### Input material

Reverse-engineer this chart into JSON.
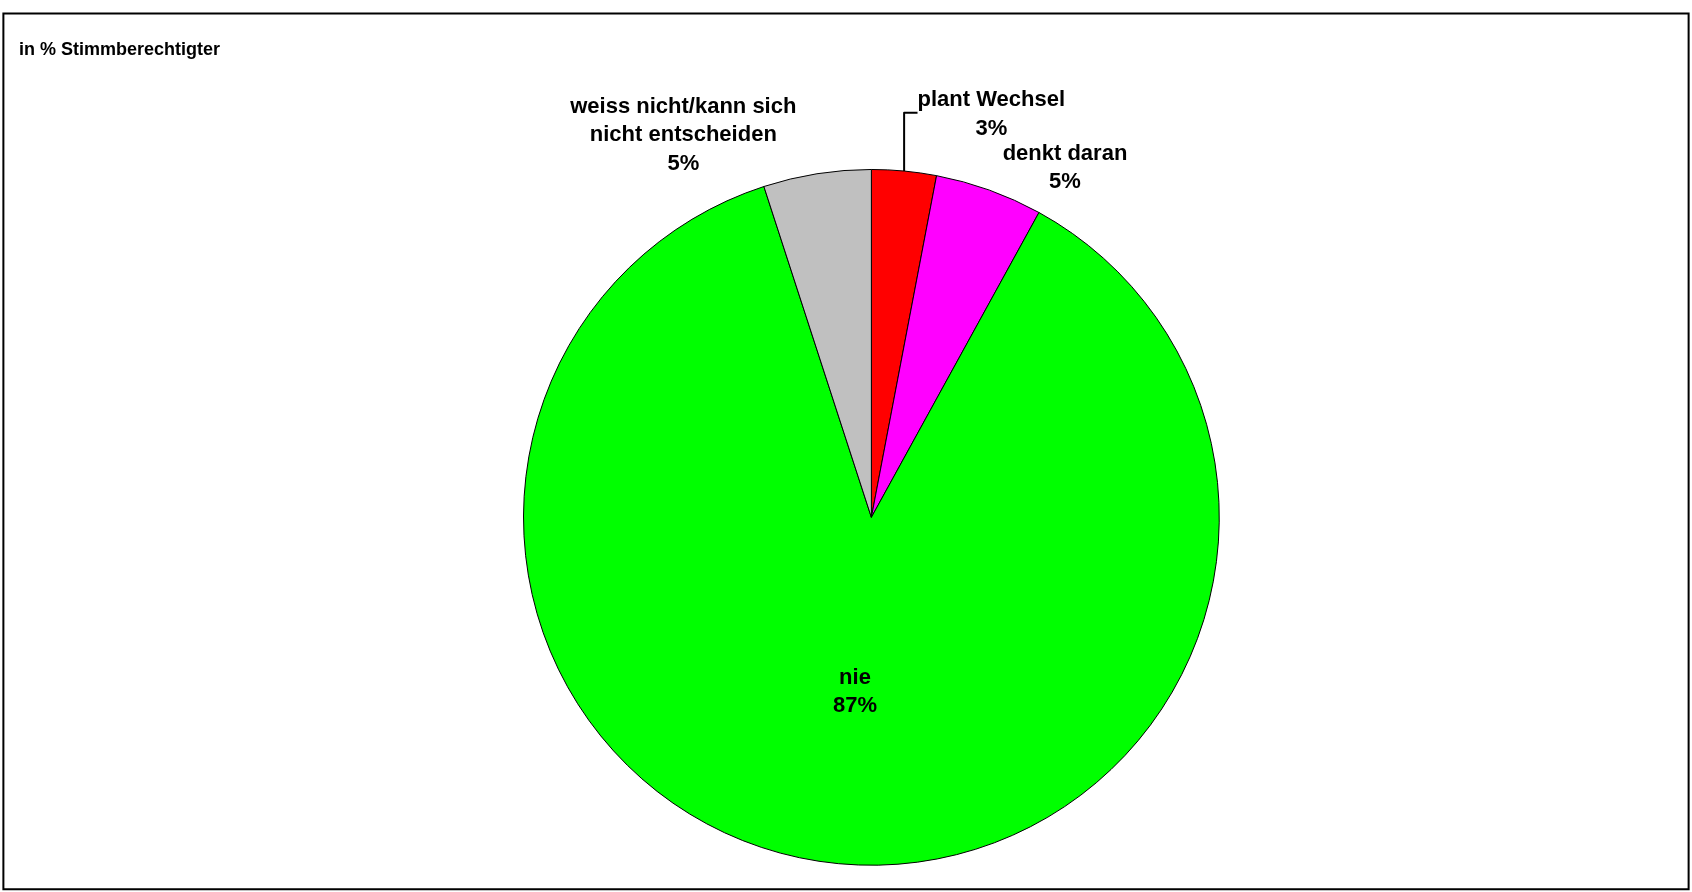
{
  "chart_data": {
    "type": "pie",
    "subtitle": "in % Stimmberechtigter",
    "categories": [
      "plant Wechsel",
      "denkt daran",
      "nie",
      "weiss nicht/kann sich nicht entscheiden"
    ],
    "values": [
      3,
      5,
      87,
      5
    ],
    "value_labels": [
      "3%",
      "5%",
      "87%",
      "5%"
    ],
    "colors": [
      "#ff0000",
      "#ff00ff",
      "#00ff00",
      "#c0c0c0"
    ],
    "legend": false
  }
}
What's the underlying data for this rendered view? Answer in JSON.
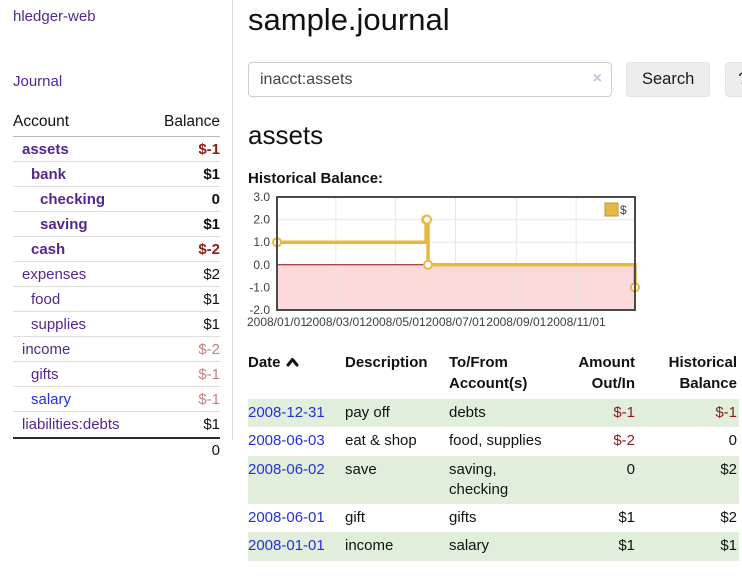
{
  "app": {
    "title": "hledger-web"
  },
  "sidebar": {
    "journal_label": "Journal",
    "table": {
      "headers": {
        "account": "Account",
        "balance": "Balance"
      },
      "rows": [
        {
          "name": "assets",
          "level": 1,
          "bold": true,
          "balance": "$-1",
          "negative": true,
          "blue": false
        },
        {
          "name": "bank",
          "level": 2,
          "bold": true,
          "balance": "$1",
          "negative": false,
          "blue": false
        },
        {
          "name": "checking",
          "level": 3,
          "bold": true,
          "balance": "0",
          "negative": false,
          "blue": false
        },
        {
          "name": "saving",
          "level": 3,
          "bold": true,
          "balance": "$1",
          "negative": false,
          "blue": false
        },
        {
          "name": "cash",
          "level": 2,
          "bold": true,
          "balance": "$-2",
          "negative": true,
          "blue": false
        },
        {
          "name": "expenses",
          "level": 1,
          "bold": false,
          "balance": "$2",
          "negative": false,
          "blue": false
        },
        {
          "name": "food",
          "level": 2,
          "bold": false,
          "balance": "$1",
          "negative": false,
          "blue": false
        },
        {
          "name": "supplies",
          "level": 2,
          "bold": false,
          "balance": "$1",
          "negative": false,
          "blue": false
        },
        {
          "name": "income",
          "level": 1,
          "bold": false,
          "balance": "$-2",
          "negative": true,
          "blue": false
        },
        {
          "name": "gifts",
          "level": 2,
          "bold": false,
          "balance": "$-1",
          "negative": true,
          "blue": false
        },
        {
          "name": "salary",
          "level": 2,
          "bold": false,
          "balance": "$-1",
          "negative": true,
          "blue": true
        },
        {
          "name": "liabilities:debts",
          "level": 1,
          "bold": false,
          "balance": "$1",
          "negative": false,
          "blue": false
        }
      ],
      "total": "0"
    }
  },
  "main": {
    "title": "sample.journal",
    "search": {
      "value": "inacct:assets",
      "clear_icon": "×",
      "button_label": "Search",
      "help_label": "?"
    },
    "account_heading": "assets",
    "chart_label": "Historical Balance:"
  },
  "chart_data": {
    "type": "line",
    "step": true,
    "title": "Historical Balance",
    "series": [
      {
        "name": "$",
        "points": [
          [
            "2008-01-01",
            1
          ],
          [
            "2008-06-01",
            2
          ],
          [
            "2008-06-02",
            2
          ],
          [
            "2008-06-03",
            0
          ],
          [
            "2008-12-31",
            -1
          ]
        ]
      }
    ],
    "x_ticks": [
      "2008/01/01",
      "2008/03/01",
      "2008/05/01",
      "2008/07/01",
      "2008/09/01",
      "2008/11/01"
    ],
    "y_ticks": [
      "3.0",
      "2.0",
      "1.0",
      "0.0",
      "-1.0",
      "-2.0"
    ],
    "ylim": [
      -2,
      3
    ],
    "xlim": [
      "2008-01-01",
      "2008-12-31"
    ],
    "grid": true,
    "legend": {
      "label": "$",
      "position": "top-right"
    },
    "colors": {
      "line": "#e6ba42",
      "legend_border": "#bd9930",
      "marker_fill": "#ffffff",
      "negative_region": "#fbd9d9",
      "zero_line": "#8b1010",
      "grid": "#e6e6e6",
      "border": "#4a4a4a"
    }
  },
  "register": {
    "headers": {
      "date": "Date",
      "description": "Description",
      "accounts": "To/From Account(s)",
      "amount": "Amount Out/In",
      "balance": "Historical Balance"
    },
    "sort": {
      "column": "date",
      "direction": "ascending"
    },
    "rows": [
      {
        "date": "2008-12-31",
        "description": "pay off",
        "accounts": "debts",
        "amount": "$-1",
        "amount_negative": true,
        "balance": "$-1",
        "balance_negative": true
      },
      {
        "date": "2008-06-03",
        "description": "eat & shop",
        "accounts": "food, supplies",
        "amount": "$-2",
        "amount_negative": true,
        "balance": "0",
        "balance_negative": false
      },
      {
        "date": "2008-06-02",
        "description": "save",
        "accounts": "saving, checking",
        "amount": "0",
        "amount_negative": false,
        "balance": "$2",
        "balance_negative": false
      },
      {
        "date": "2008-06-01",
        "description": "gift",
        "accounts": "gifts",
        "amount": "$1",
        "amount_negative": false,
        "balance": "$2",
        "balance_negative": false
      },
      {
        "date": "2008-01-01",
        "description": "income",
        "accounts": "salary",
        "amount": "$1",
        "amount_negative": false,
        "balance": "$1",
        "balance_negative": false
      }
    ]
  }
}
--
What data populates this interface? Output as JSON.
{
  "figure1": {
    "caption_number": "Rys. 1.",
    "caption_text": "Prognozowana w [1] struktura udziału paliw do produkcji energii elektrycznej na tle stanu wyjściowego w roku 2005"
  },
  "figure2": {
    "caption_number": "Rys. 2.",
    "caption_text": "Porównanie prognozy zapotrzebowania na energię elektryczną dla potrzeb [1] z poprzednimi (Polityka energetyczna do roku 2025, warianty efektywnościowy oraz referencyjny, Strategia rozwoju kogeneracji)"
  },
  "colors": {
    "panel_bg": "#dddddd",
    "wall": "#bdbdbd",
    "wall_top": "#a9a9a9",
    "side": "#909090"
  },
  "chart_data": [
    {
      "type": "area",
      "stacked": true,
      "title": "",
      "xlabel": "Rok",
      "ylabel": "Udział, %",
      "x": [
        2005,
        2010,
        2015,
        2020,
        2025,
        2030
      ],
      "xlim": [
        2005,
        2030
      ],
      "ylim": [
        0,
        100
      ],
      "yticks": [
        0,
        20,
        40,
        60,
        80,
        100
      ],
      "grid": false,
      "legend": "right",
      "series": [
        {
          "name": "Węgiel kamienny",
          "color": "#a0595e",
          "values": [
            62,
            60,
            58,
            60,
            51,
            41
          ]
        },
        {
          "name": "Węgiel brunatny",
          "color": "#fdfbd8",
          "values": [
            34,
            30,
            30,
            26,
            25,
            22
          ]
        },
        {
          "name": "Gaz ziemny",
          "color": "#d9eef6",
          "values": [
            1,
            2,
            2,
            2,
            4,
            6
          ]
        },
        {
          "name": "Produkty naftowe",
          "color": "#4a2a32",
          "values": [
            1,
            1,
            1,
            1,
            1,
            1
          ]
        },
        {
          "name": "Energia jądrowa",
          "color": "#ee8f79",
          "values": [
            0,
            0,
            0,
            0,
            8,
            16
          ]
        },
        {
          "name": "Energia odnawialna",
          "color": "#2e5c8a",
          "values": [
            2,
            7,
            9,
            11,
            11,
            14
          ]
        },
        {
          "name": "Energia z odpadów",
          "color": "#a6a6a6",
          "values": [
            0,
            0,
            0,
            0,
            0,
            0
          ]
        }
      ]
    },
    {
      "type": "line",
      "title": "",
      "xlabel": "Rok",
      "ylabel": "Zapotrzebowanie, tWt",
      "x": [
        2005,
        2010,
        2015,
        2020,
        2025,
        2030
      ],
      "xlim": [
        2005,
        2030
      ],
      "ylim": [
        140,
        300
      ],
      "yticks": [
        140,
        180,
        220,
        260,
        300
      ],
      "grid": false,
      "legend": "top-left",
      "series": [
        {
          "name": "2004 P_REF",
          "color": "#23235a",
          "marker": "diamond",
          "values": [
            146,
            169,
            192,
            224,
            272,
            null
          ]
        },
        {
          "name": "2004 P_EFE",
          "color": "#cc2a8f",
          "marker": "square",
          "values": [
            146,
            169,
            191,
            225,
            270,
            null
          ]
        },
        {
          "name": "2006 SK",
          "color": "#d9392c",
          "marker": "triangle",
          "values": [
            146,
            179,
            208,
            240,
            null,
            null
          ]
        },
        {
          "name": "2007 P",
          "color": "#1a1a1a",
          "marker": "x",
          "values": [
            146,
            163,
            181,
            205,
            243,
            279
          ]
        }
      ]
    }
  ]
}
==
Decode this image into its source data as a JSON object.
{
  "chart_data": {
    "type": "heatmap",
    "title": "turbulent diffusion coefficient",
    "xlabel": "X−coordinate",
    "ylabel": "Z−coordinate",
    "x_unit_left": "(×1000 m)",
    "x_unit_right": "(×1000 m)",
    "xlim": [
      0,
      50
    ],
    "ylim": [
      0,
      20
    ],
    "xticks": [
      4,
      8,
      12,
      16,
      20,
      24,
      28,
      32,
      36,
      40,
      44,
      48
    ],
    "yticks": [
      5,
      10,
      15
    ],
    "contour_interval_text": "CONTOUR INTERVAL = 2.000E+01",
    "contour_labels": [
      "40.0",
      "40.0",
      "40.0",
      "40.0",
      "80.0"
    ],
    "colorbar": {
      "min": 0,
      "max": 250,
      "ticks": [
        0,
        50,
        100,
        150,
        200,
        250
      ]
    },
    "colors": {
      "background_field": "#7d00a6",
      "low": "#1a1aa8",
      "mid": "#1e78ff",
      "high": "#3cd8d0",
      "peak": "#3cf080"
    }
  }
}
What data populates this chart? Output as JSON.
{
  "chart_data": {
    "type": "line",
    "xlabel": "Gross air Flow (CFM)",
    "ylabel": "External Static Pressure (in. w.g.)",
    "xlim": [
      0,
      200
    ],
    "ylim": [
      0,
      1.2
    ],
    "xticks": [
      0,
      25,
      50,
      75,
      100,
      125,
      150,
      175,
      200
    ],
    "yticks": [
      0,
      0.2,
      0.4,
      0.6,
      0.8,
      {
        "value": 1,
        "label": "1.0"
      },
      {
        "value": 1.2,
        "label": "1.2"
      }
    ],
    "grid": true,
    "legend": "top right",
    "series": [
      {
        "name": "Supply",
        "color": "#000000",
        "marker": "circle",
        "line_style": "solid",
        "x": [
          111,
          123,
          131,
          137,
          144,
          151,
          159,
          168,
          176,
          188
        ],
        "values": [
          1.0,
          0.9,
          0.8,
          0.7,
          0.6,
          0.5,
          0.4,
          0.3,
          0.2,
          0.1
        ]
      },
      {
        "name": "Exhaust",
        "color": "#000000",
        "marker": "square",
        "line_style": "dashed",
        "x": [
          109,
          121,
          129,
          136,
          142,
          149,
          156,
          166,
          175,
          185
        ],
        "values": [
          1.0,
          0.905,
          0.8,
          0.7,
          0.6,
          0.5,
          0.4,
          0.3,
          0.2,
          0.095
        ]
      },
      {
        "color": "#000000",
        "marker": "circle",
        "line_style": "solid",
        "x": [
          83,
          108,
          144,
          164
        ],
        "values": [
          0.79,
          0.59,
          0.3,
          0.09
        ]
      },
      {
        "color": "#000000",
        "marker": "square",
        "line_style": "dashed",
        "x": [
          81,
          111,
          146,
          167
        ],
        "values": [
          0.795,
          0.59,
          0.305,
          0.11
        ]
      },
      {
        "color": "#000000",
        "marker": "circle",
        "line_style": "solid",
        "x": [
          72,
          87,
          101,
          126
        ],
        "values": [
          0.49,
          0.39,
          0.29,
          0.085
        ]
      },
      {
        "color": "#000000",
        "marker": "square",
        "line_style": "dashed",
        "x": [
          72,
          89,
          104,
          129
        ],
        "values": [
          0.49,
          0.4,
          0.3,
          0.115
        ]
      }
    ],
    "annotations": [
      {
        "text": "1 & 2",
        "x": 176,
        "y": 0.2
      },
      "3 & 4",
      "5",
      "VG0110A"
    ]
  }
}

### What you should do
Check each line above for the word "JSON" and say how many have it, with nothing else.

### Solution to the problem
5